GIVEN EXERCISE>
How many lines in the records below contain the word "state"? Give only the number.

* START *

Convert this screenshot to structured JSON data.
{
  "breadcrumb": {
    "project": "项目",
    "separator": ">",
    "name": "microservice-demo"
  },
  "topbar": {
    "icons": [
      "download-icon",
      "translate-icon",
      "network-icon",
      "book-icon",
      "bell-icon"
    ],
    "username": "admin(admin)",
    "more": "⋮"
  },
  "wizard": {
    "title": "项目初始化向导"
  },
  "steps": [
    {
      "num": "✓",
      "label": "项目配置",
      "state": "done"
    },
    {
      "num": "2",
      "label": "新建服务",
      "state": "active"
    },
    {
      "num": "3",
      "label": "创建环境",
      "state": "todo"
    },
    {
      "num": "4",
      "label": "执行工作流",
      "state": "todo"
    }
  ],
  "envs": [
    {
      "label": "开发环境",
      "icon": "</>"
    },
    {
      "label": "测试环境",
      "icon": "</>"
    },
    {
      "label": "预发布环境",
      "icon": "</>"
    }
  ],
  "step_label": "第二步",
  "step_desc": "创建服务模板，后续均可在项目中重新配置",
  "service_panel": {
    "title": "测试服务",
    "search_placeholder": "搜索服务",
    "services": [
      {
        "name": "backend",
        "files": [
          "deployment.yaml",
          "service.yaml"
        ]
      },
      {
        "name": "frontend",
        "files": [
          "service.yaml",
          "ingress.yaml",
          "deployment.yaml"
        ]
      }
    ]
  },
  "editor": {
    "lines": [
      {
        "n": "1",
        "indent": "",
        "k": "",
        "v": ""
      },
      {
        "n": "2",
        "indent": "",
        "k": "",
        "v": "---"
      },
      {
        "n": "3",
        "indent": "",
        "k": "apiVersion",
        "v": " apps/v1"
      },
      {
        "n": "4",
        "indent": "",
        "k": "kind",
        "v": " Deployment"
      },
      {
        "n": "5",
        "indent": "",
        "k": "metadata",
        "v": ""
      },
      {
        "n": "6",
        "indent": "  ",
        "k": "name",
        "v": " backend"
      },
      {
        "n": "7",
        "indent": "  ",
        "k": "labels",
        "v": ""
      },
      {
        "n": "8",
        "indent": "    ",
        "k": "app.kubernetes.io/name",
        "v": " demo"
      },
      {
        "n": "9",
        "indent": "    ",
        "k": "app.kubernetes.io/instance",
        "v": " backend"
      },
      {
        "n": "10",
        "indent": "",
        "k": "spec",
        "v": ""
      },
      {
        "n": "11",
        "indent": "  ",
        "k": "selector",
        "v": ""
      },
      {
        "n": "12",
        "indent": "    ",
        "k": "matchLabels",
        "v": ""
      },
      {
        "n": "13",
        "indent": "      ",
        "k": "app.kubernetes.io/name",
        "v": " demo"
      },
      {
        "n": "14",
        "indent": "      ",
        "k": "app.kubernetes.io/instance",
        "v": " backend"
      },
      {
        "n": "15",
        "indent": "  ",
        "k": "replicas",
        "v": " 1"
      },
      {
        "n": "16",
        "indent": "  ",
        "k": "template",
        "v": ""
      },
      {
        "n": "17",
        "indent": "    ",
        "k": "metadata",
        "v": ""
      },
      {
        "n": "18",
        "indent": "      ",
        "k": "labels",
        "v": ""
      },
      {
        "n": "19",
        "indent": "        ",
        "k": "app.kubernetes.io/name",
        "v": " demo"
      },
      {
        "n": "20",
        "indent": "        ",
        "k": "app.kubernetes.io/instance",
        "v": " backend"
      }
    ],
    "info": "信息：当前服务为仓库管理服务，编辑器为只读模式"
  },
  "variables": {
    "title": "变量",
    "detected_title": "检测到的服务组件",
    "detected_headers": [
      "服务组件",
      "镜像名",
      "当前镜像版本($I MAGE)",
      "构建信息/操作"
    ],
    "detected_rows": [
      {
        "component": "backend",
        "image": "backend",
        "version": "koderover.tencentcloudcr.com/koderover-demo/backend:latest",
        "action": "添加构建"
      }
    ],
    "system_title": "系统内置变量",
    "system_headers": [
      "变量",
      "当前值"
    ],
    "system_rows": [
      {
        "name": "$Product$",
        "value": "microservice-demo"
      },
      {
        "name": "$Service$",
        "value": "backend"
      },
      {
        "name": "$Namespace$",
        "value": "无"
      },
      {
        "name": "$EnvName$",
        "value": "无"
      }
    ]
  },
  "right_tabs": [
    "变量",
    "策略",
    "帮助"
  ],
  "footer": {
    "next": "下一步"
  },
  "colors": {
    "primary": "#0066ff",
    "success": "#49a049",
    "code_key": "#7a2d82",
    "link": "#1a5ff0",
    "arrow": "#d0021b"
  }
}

* END *

OUTPUT>
4